# What is required
Write out every line below that includes the word "into".

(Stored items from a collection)
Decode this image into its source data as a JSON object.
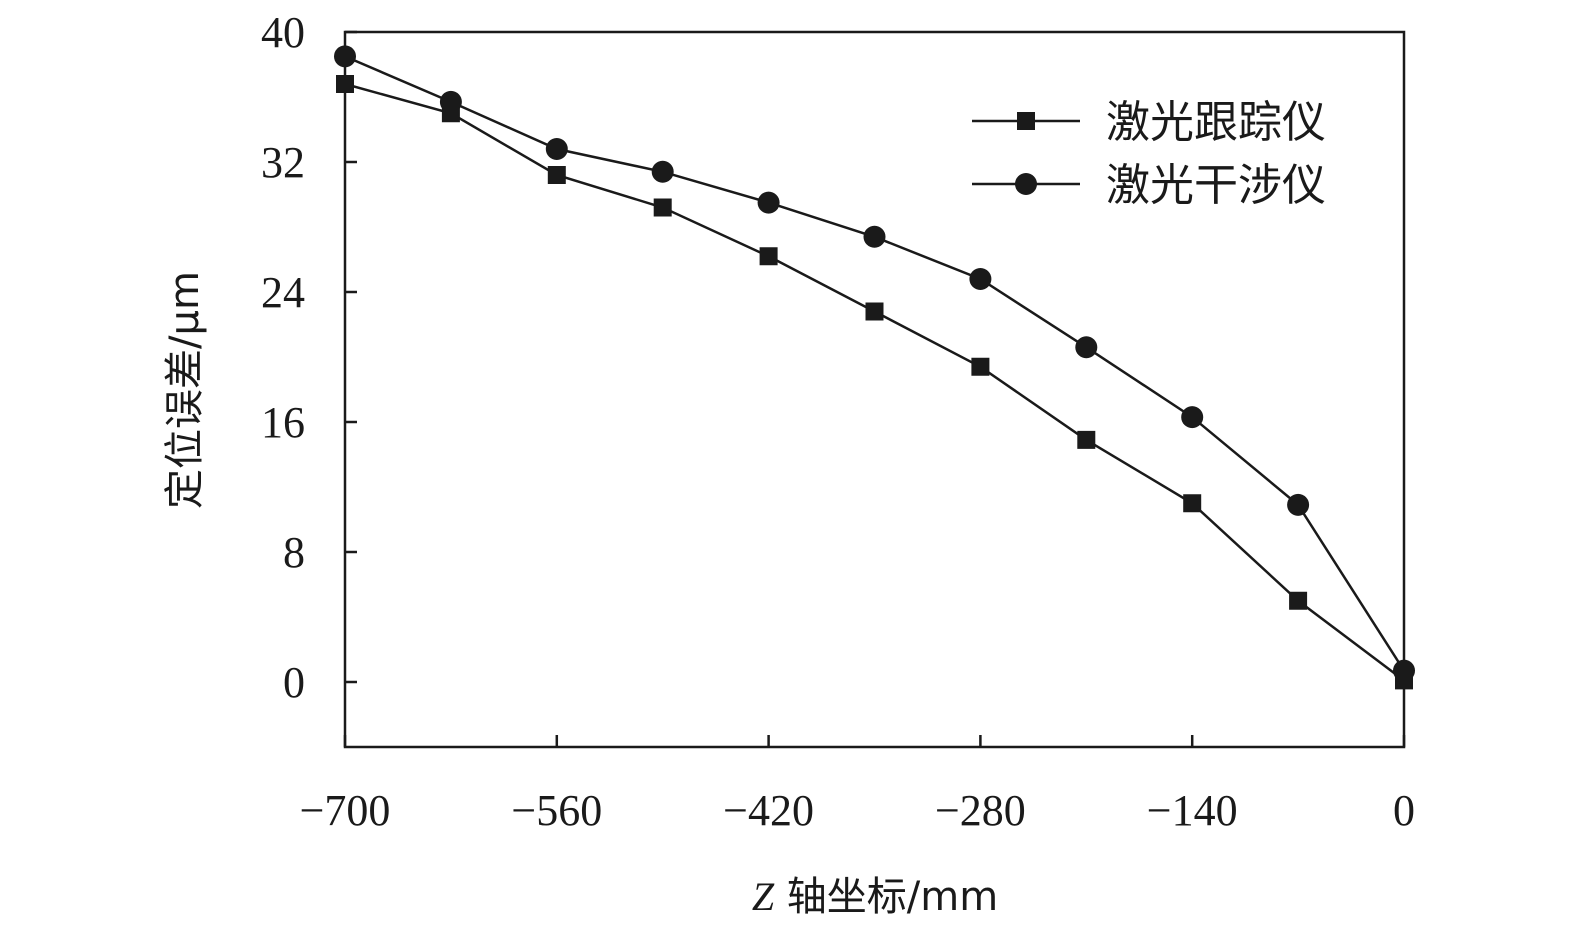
{
  "chart_data": {
    "type": "line",
    "title": "",
    "xlabel": {
      "prefix": "Z",
      "text": " 轴坐标/mm"
    },
    "ylabel": "定位误差/μm",
    "xlim": [
      -700,
      0
    ],
    "ylim": [
      -4,
      40
    ],
    "xticks": [
      -700,
      -560,
      -420,
      -280,
      -140,
      0
    ],
    "xtick_labels": [
      "−700",
      "−560",
      "−420",
      "−280",
      "−140",
      "0"
    ],
    "yticks": [
      0,
      8,
      16,
      24,
      32,
      40
    ],
    "ytick_labels": [
      "0",
      "8",
      "16",
      "24",
      "32",
      "40"
    ],
    "grid": false,
    "legend_position": "top-right",
    "x": [
      -700,
      -630,
      -560,
      -490,
      -420,
      -350,
      -280,
      -210,
      -140,
      -70,
      0
    ],
    "series": [
      {
        "name": "激光跟踪仪",
        "marker": "square",
        "values": [
          36.8,
          35.0,
          31.2,
          29.2,
          26.2,
          22.8,
          19.4,
          14.9,
          11.0,
          5.0,
          0.1
        ]
      },
      {
        "name": "激光干涉仪",
        "marker": "circle",
        "values": [
          38.5,
          35.7,
          32.8,
          31.4,
          29.5,
          27.4,
          24.8,
          20.6,
          16.3,
          10.9,
          0.7
        ]
      }
    ],
    "colors": {
      "ink": "#1a1a1a",
      "background": "#ffffff"
    }
  }
}
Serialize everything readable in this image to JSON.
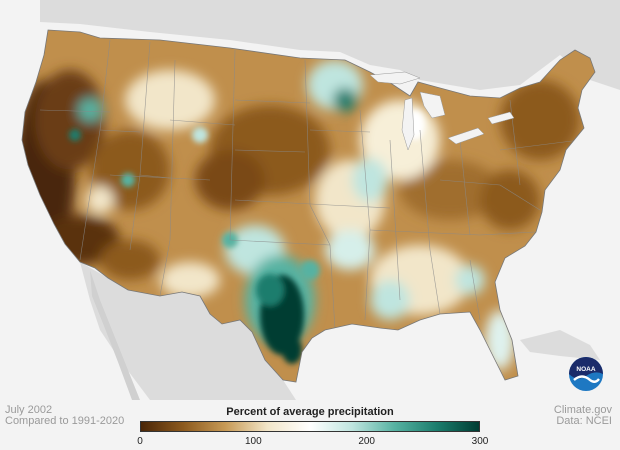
{
  "map": {
    "title": "Percent of average precipitation",
    "period": "July 2002",
    "baseline": "Compared to 1991-2020",
    "source": "Climate.gov",
    "data_source": "Data: NCEI",
    "logo_text": "NOAA",
    "legend": {
      "ticks": [
        {
          "value": 0,
          "label": "0"
        },
        {
          "value": 100,
          "label": "100"
        },
        {
          "value": 200,
          "label": "200"
        },
        {
          "value": 300,
          "label": "300"
        }
      ],
      "range": [
        0,
        300
      ],
      "colors": [
        "#4a2608",
        "#8c5a1e",
        "#c79a56",
        "#f2e6c9",
        "#ffffff",
        "#bfe5df",
        "#57b2a2",
        "#1c7d6d",
        "#003d33"
      ]
    },
    "colors": {
      "ocean": "#f3f3f3",
      "land_outside": "#dcdcdc",
      "state_borders": "#8a8a8a",
      "logo_blue": "#1e78c2",
      "logo_navy": "#1b2b6a"
    }
  }
}
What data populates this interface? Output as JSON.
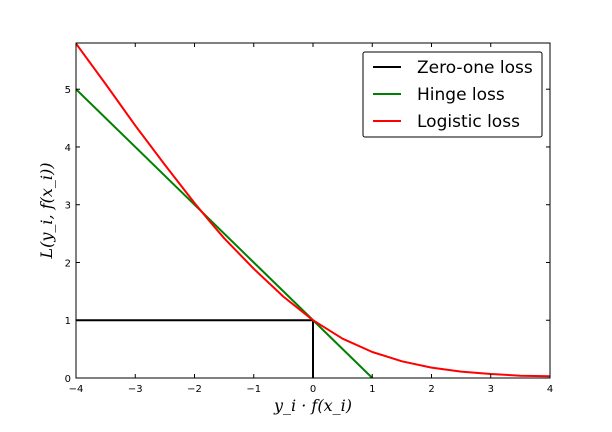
{
  "chart_data": {
    "type": "line",
    "title": "",
    "xlabel": "y_i · f(x_i)",
    "ylabel": "L(y_i, f(x_i))",
    "xlim": [
      -4,
      4
    ],
    "ylim": [
      0,
      5.8
    ],
    "x_ticks": [
      -4,
      -3,
      -2,
      -1,
      0,
      1,
      2,
      3,
      4
    ],
    "x_tick_labels": [
      "−4",
      "−3",
      "−2",
      "−1",
      "0",
      "1",
      "2",
      "3",
      "4"
    ],
    "y_ticks": [
      0,
      1,
      2,
      3,
      4,
      5
    ],
    "y_tick_labels": [
      "0",
      "1",
      "2",
      "3",
      "4",
      "5"
    ],
    "grid": false,
    "legend_position": "top-right",
    "series": [
      {
        "name": "Zero-one loss",
        "color": "#000000",
        "x": [
          -4,
          0,
          0
        ],
        "y": [
          1,
          1,
          0
        ]
      },
      {
        "name": "Hinge loss",
        "color": "#008000",
        "x": [
          -4,
          1
        ],
        "y": [
          5,
          0
        ]
      },
      {
        "name": "Logistic loss",
        "color": "#ff0000",
        "x": [
          -4,
          -3.5,
          -3,
          -2.5,
          -2,
          -1.75,
          -1.5,
          -1,
          -0.5,
          0,
          0.5,
          1,
          1.5,
          2,
          2.5,
          3,
          3.5,
          4
        ],
        "y": [
          5.79,
          5.09,
          4.37,
          3.69,
          3.03,
          2.72,
          2.42,
          1.89,
          1.41,
          1.0,
          0.68,
          0.45,
          0.29,
          0.18,
          0.11,
          0.07,
          0.04,
          0.03
        ]
      }
    ]
  }
}
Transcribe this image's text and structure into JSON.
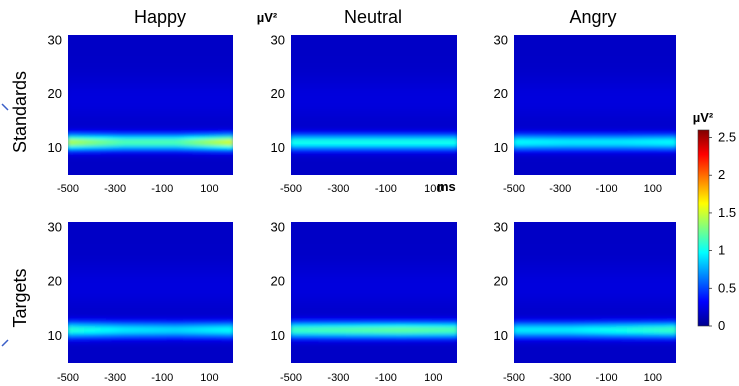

# Exercise output
Decode this image into its source data as a JSON object.
Transcribe this image's text and structure into JSON.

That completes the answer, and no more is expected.